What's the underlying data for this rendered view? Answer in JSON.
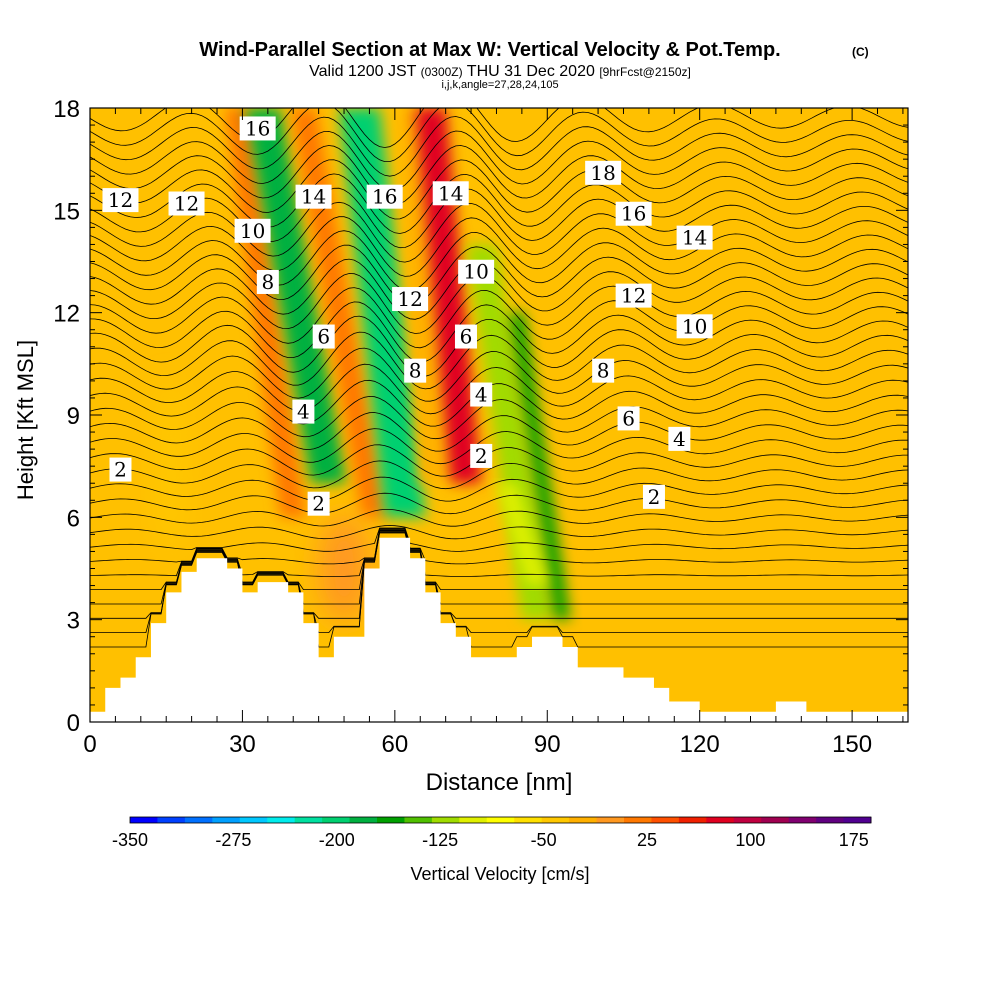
{
  "chart_data": {
    "type": "heatmap",
    "title": "Wind-Parallel Section at Max W: Vertical Velocity & Pot.Temp.",
    "title_mark": "(C)",
    "subtitle_parts": [
      "Valid 1200 JST",
      "(0300Z)",
      "THU 31 Dec 2020",
      "[9hrFcst@2150z]"
    ],
    "subtitle2": "i,j,k,angle=27,28,24,105",
    "xlabel": "Distance [nm]",
    "ylabel": "Height [Kft MSL]",
    "xlim": [
      0,
      161
    ],
    "ylim": [
      0,
      18
    ],
    "xticks": [
      "0",
      "30",
      "60",
      "90",
      "120",
      "150"
    ],
    "yticks": [
      "0",
      "3",
      "6",
      "9",
      "12",
      "15",
      "18"
    ],
    "colorbar": {
      "label": "Vertical Velocity [cm/s]",
      "min": -350,
      "max": 187.5,
      "step": 25,
      "tick_labels": [
        "-350",
        "-275",
        "-200",
        "-125",
        "-50",
        "25",
        "100",
        "175"
      ],
      "colors": [
        "#0000ff",
        "#0040ff",
        "#0070ff",
        "#00a0ff",
        "#00c8ff",
        "#00ecec",
        "#00e0a0",
        "#00d070",
        "#00b040",
        "#00a000",
        "#50c000",
        "#a0dc00",
        "#e0f000",
        "#ffff00",
        "#ffe000",
        "#ffc800",
        "#ffb000",
        "#ff9820",
        "#ff7800",
        "#ff5000",
        "#f02000",
        "#e00020",
        "#c00040",
        "#a00050",
        "#800070",
        "#600080",
        "#500090"
      ]
    },
    "terrain_profile": {
      "x": [
        0,
        3,
        6,
        9,
        12,
        15,
        18,
        21,
        24,
        27,
        30,
        33,
        36,
        39,
        42,
        45,
        48,
        51,
        54,
        57,
        60,
        63,
        66,
        69,
        72,
        75,
        78,
        81,
        84,
        87,
        90,
        93,
        96,
        99,
        102,
        105,
        108,
        111,
        114,
        117,
        120,
        123,
        126,
        129,
        132,
        135,
        138,
        141,
        144,
        147,
        150,
        153,
        156,
        159,
        161
      ],
      "height": [
        0.3,
        1.0,
        1.3,
        1.9,
        2.9,
        3.8,
        4.4,
        4.8,
        4.8,
        4.5,
        3.8,
        4.1,
        4.1,
        3.8,
        2.9,
        1.9,
        2.5,
        2.5,
        4.5,
        5.4,
        5.4,
        4.8,
        3.8,
        2.9,
        2.5,
        1.9,
        1.9,
        1.9,
        2.2,
        2.5,
        2.5,
        2.2,
        1.6,
        1.6,
        1.6,
        1.3,
        1.3,
        1.0,
        0.6,
        0.6,
        0.3,
        0.3,
        0.3,
        0.3,
        0.3,
        0.6,
        0.6,
        0.3,
        0.3,
        0.3,
        0.3,
        0.3,
        0.3,
        0.3,
        0.3
      ]
    },
    "vertical_velocity_features": [
      {
        "kind": "band",
        "x_bottom": 40,
        "x_top": 29,
        "y_bottom": 6,
        "y_top": 18,
        "width": 5,
        "value": 100
      },
      {
        "kind": "band",
        "x_bottom": 47,
        "x_top": 34,
        "y_bottom": 7,
        "y_top": 18,
        "width": 7,
        "value": -150
      },
      {
        "kind": "band",
        "x_bottom": 56,
        "x_top": 42,
        "y_bottom": 6,
        "y_top": 18,
        "width": 5,
        "value": 100
      },
      {
        "kind": "band",
        "x_bottom": 62,
        "x_top": 53,
        "y_bottom": 6,
        "y_top": 18,
        "width": 8,
        "value": -175
      },
      {
        "kind": "band",
        "x_bottom": 67,
        "x_top": 63,
        "y_bottom": 7,
        "y_top": 18,
        "width": 4,
        "value": 50
      },
      {
        "kind": "band",
        "x_bottom": 74,
        "x_top": 67,
        "y_bottom": 7,
        "y_top": 18,
        "width": 6,
        "value": 175
      },
      {
        "kind": "band",
        "x_bottom": 88,
        "x_top": 77,
        "y_bottom": 3,
        "y_top": 14,
        "width": 6,
        "value": -75
      },
      {
        "kind": "band",
        "x_bottom": 93,
        "x_top": 84,
        "y_bottom": 3,
        "y_top": 12,
        "width": 3,
        "value": -125
      },
      {
        "kind": "band",
        "x_bottom": 88,
        "x_top": 82,
        "y_bottom": 4,
        "y_top": 7,
        "width": 4,
        "value": -50
      },
      {
        "kind": "blob",
        "x": 50,
        "y": 4.5,
        "rx": 5,
        "ry": 1.6,
        "value": 75
      },
      {
        "kind": "blob",
        "x": 16,
        "y": 7.5,
        "rx": 3,
        "ry": 2.5,
        "value": 25
      }
    ],
    "theta_contours": {
      "label_values": [
        "2",
        "4",
        "6",
        "8",
        "10",
        "12",
        "14",
        "16",
        "18"
      ],
      "labels": [
        {
          "text": "2",
          "x": 6,
          "y": 7.4
        },
        {
          "text": "2",
          "x": 45,
          "y": 6.4
        },
        {
          "text": "2",
          "x": 77,
          "y": 7.8
        },
        {
          "text": "2",
          "x": 111,
          "y": 6.6
        },
        {
          "text": "4",
          "x": 42,
          "y": 9.1
        },
        {
          "text": "4",
          "x": 77,
          "y": 9.6
        },
        {
          "text": "4",
          "x": 116,
          "y": 8.3
        },
        {
          "text": "6",
          "x": 46,
          "y": 11.3
        },
        {
          "text": "6",
          "x": 74,
          "y": 11.3
        },
        {
          "text": "6",
          "x": 106,
          "y": 8.9
        },
        {
          "text": "8",
          "x": 35,
          "y": 12.9
        },
        {
          "text": "8",
          "x": 64,
          "y": 10.3
        },
        {
          "text": "8",
          "x": 101,
          "y": 10.3
        },
        {
          "text": "10",
          "x": 32,
          "y": 14.4
        },
        {
          "text": "10",
          "x": 76,
          "y": 13.2
        },
        {
          "text": "10",
          "x": 119,
          "y": 11.6
        },
        {
          "text": "12",
          "x": 6,
          "y": 15.3
        },
        {
          "text": "12",
          "x": 19,
          "y": 15.2
        },
        {
          "text": "12",
          "x": 63,
          "y": 12.4
        },
        {
          "text": "12",
          "x": 107,
          "y": 12.5
        },
        {
          "text": "14",
          "x": 44,
          "y": 15.4
        },
        {
          "text": "14",
          "x": 71,
          "y": 15.5
        },
        {
          "text": "14",
          "x": 119,
          "y": 14.2
        },
        {
          "text": "16",
          "x": 33,
          "y": 17.4
        },
        {
          "text": "16",
          "x": 58,
          "y": 15.4
        },
        {
          "text": "16",
          "x": 107,
          "y": 14.9
        },
        {
          "text": "18",
          "x": 101,
          "y": 16.1
        }
      ]
    }
  }
}
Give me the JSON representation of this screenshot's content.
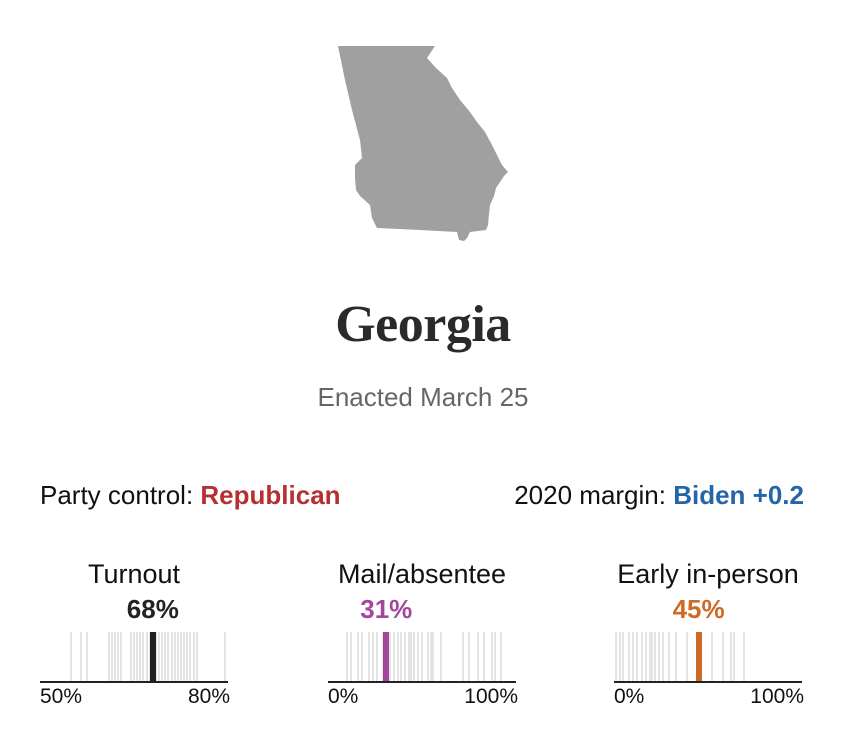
{
  "state": {
    "name": "Georgia",
    "enacted": "Enacted March 25",
    "map_fill": "#a0a0a0",
    "map_icon": "georgia-state-outline"
  },
  "summary": {
    "party_control_label": "Party control:",
    "party_control_value": "Republican",
    "party_color": "#b5302f",
    "margin_label": "2020 margin:",
    "margin_value": "Biden +0.2",
    "margin_color": "#2465a8"
  },
  "metrics": [
    {
      "label": "Turnout",
      "value_label": "68%",
      "value": 68,
      "color": "#222222",
      "min": 50,
      "max": 80,
      "min_label": "50%",
      "max_label": "80%"
    },
    {
      "label": "Mail/absentee",
      "value_label": "31%",
      "value": 31,
      "color": "#a2479c",
      "min": 0,
      "max": 100,
      "min_label": "0%",
      "max_label": "100%"
    },
    {
      "label": "Early in-person",
      "value_label": "45%",
      "value": 45,
      "color": "#cf6a25",
      "min": 0,
      "max": 100,
      "min_label": "0%",
      "max_label": "100%"
    }
  ],
  "chart_data": [
    {
      "type": "strip",
      "title": "Turnout",
      "highlight": {
        "label": "Georgia",
        "value": 68
      },
      "xlim": [
        50,
        80
      ],
      "tick_labels": [
        "50%",
        "80%"
      ],
      "other_values": [
        55,
        56.5,
        57.5,
        61,
        61.5,
        62,
        62.5,
        63,
        64.5,
        65,
        65.5,
        66,
        66.5,
        67,
        67.5,
        68.5,
        69,
        69.5,
        70,
        70.5,
        71,
        71.5,
        72,
        72.5,
        73,
        73.5,
        74,
        74.5,
        75,
        79.5
      ]
    },
    {
      "type": "strip",
      "title": "Mail/absentee",
      "highlight": {
        "label": "Georgia",
        "value": 31
      },
      "xlim": [
        0,
        100
      ],
      "tick_labels": [
        "0%",
        "100%"
      ],
      "other_values": [
        10,
        12,
        16,
        18,
        22,
        24,
        26,
        29,
        33,
        35,
        37,
        39,
        41,
        43,
        44,
        46,
        48,
        50,
        53,
        55,
        56,
        60,
        72,
        75,
        80,
        83,
        87,
        89,
        92
      ]
    },
    {
      "type": "strip",
      "title": "Early in-person",
      "highlight": {
        "label": "Georgia",
        "value": 45
      },
      "xlim": [
        0,
        100
      ],
      "tick_labels": [
        "0%",
        "100%"
      ],
      "other_values": [
        1,
        3,
        5,
        8,
        10,
        12,
        15,
        17,
        19,
        20,
        22,
        24,
        26,
        29,
        33,
        39,
        52,
        58,
        62,
        64,
        69
      ]
    }
  ]
}
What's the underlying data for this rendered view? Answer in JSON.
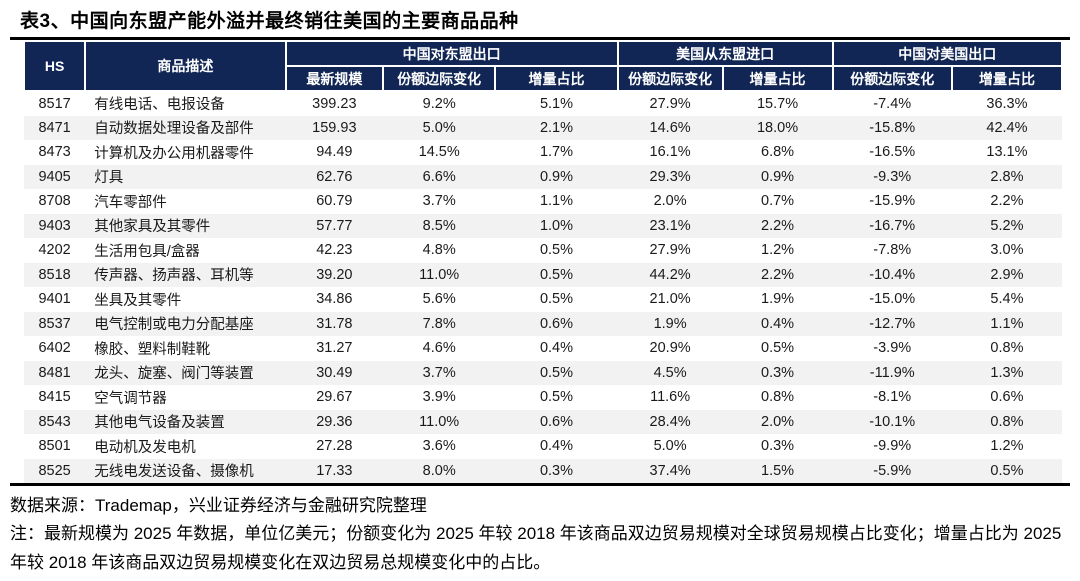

○ ○ ○

=== Short task ===
Tally the lines containing "Early". Provide the number without any other words.

=== Result of the task ===
2